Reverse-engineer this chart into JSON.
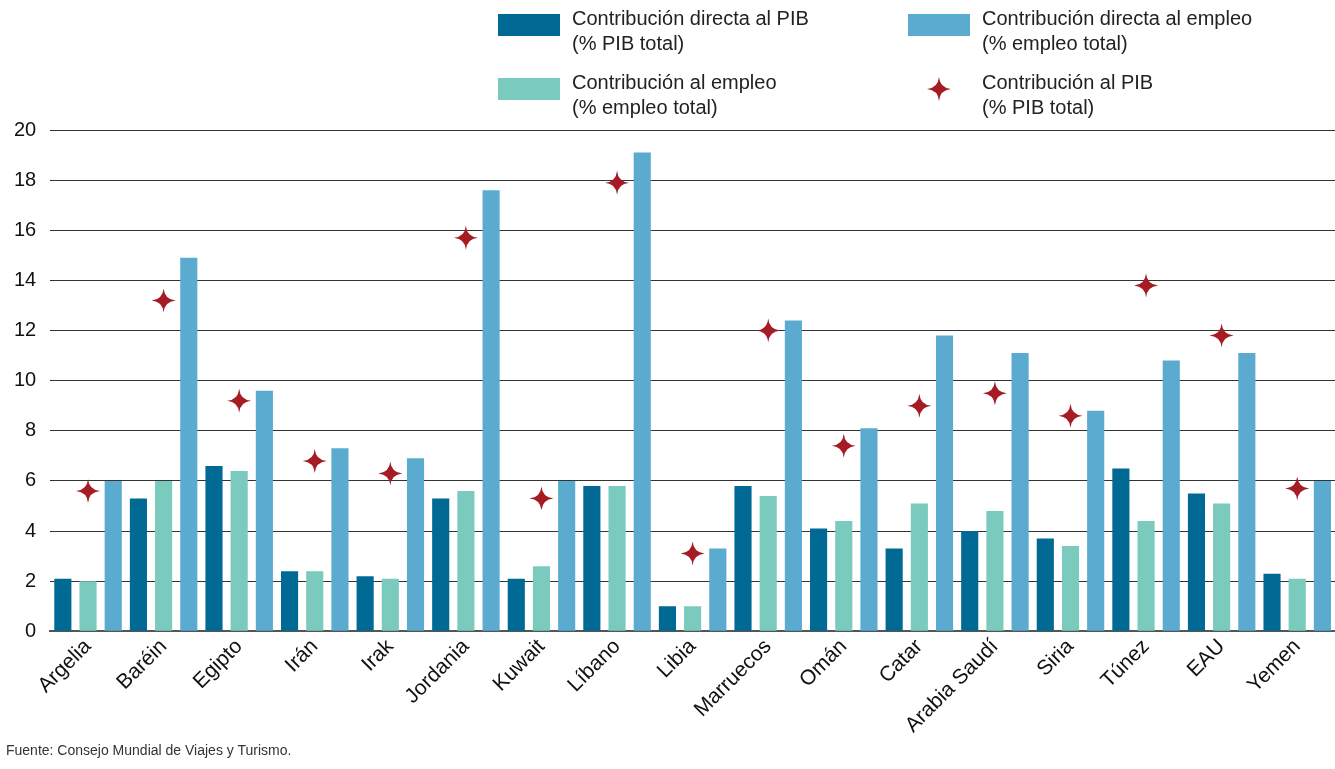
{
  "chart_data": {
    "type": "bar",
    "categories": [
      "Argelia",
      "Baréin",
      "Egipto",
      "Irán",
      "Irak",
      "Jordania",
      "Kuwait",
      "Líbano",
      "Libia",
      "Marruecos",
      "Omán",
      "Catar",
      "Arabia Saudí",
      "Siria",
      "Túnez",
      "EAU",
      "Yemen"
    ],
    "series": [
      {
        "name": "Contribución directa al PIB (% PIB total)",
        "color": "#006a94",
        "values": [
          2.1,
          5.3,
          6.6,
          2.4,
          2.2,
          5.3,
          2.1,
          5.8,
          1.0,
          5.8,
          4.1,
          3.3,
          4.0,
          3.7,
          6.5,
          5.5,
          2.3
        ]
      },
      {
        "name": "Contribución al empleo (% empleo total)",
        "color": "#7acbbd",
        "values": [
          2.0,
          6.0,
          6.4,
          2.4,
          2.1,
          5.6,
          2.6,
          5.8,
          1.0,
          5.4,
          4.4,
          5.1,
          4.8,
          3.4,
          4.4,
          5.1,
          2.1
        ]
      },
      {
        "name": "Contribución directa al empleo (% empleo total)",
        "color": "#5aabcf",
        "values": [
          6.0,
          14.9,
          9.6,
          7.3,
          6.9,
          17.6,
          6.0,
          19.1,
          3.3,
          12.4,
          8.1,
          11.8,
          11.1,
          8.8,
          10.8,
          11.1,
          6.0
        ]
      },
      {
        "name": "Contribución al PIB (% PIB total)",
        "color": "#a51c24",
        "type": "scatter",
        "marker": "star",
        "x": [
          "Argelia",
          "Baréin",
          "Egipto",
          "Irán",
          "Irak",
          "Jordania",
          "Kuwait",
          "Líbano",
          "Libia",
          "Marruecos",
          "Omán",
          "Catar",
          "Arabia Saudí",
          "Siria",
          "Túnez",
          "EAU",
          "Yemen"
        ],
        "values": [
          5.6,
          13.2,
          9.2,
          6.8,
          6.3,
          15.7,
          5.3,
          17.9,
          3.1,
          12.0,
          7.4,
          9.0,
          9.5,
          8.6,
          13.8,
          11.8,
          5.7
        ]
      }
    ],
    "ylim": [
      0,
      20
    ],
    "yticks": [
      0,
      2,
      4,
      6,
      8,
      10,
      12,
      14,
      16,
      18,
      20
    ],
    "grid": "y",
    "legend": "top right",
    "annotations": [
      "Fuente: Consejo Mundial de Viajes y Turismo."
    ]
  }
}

◇ ◇ ◇

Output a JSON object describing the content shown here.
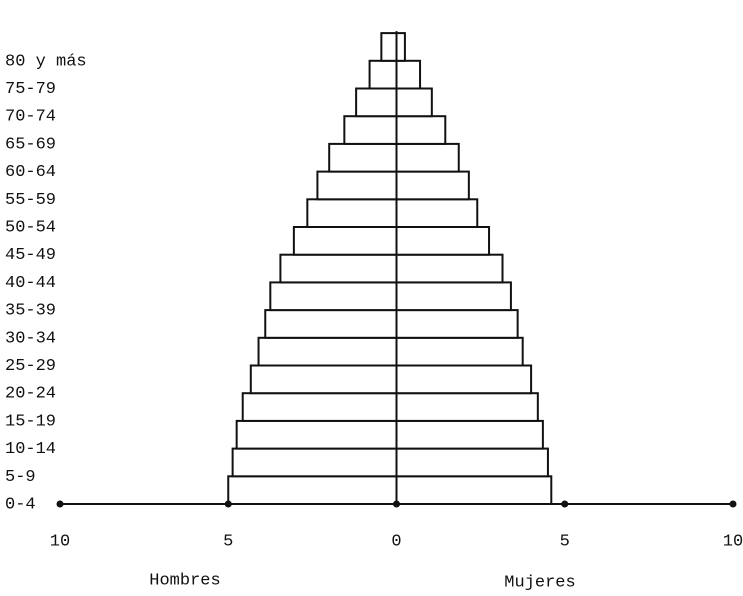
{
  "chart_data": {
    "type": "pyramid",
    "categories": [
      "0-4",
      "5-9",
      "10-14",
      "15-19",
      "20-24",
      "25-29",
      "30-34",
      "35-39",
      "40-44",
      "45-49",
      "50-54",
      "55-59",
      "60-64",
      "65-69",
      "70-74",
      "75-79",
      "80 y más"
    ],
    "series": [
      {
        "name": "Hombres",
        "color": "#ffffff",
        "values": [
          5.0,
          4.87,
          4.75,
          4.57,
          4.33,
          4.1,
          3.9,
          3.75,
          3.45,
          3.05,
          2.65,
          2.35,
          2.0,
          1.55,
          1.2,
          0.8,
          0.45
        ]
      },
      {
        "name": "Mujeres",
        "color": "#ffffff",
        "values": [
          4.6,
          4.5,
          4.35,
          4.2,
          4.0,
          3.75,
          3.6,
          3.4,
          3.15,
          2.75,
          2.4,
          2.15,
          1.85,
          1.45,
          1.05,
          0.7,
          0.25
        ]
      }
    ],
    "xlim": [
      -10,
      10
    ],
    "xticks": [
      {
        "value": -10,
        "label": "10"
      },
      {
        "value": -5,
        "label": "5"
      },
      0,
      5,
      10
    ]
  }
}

◇ ◇ ◇

Work out how many lines of the listing above include "name". Answer with the number and nothing more.

6